YOUR GOAL ▸ Reproduce the data below in full and exclude every picture.

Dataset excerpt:

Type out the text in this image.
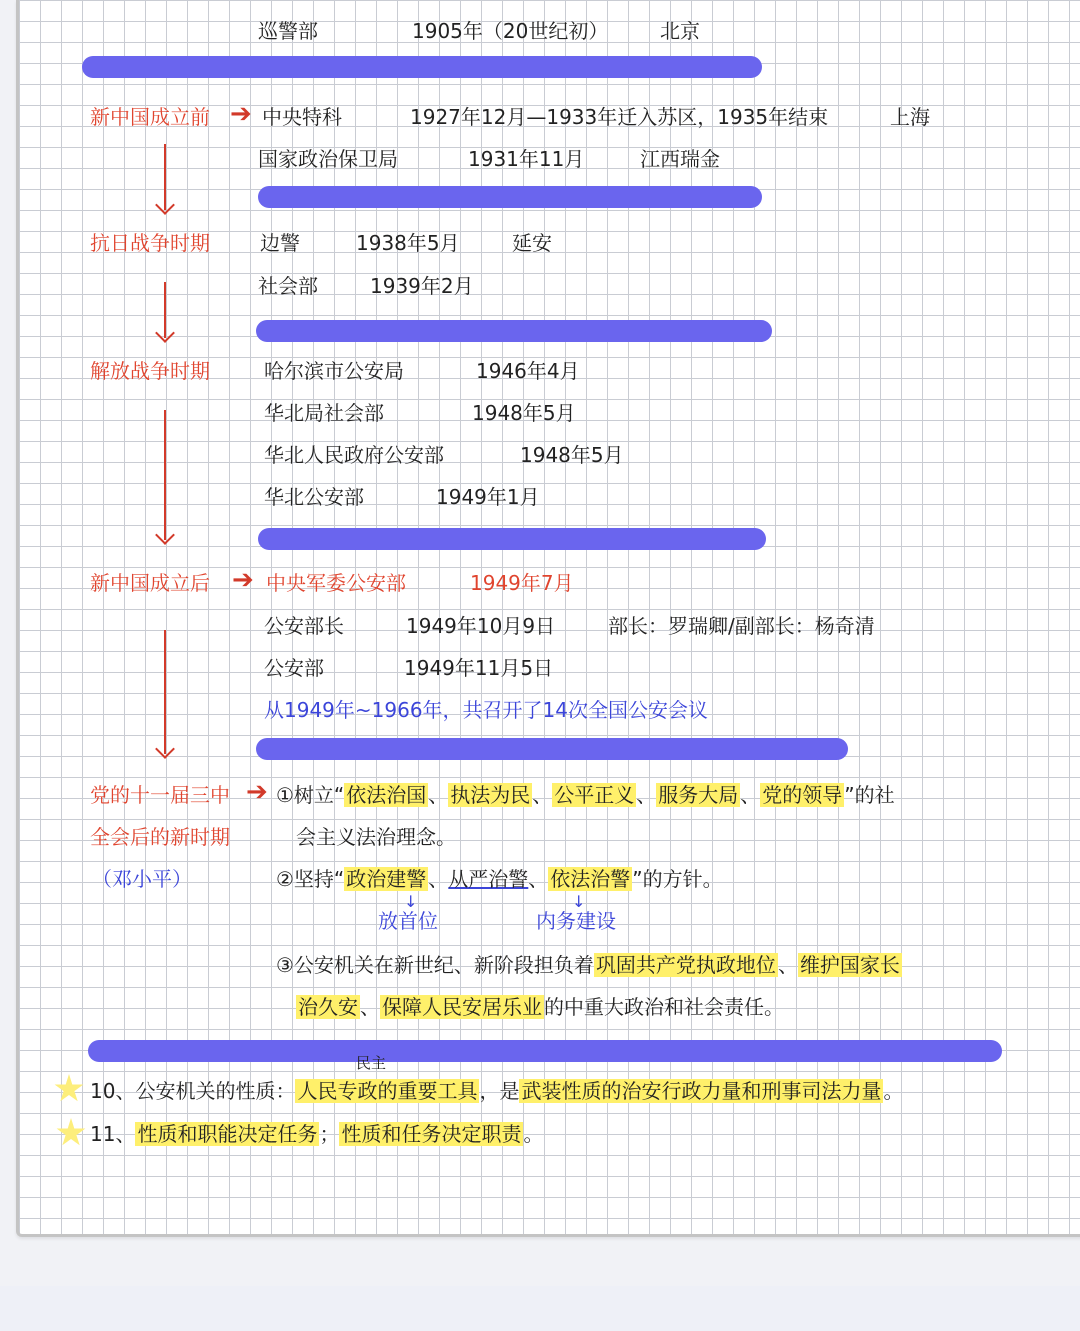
巡警部	1905年（20世纪初）	北京
新中国成立前 ➔ 中央特科	1927年12月—1933年迁入苏区，1935年结束	上海
国家政治保卫局	1931年11月	江西瑞金
抗日战争时期	边警	1938年5月	延安
社会部	1939年2月
解放战争时期	哈尔滨市公安局	1946年4月
华北局社会部	1948年5月
华北人民政府公安部	1948年5月
华北公安部	1949年1月
新中国成立后 ➔ 中央军委公安部	1949年7月
公安部长	1949年10月9日	部长：罗瑞卿/副部长：杨奇清
公安部	1949年11月5日
从1949年~1966年，共召开了14次全国公安会议
党的十一届三中 ➔
全会后的新时期
（邓小平）
①树立“ 依法治国 、 执法为民 、 公平正义 、 服务大局 、 党的领导 ”的社
会主义法治理念。
②坚持“ 政治建警 、从严治警、 依法治警 ”的方针。
↓	↓
放首位	内务建设
③公安机关在新世纪、新阶段担负着 巩固共产党执政地位 、 维护国家长
治久安 、 保障人民安居乐业 的中重大政治和社会责任。
民主
10、公安机关的性质： 人民专政的重要工具 ，是 武装性质的治安行政力量和刑事司法力量 。
11、 性质和职能决定任务 ； 性质和任务决定职责 。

TASK ANSWER ▸
Type out the text in this image.
巡警部	1905年（20世纪初）	北京
新中国成立前 ➔ 中央特科	1927年12月—1933年迁入苏区，1935年结束	上海
国家政治保卫局	1931年11月	江西瑞金
抗日战争时期	边警	1938年5月	延安
社会部	1939年2月
解放战争时期	哈尔滨市公安局	1946年4月
华北局社会部	1948年5月
华北人民政府公安部	1948年5月
华北公安部	1949年1月
新中国成立后 ➔ 中央军委公安部	1949年7月
公安部长	1949年10月9日	部长：罗瑞卿/副部长：杨奇清
公安部	1949年11月5日
从1949年~1966年，共召开了14次全国公安会议
党的十一届三中 ➔
全会后的新时期
（邓小平）
①树立“ 依法治国 、 执法为民 、 公平正义 、 服务大局 、 党的领导 ”的社
会主义法治理念。
②坚持“ 政治建警 、从严治警、 依法治警 ”的方针。
↓	↓
放首位	内务建设
③公安机关在新世纪、新阶段担负着 巩固共产党执政地位 、 维护国家长
治久安 、 保障人民安居乐业 的中重大政治和社会责任。
民主
10、公安机关的性质： 人民专政的重要工具 ，是 武装性质的治安行政力量和刑事司法力量 。
11、 性质和职能决定任务 ； 性质和任务决定职责 。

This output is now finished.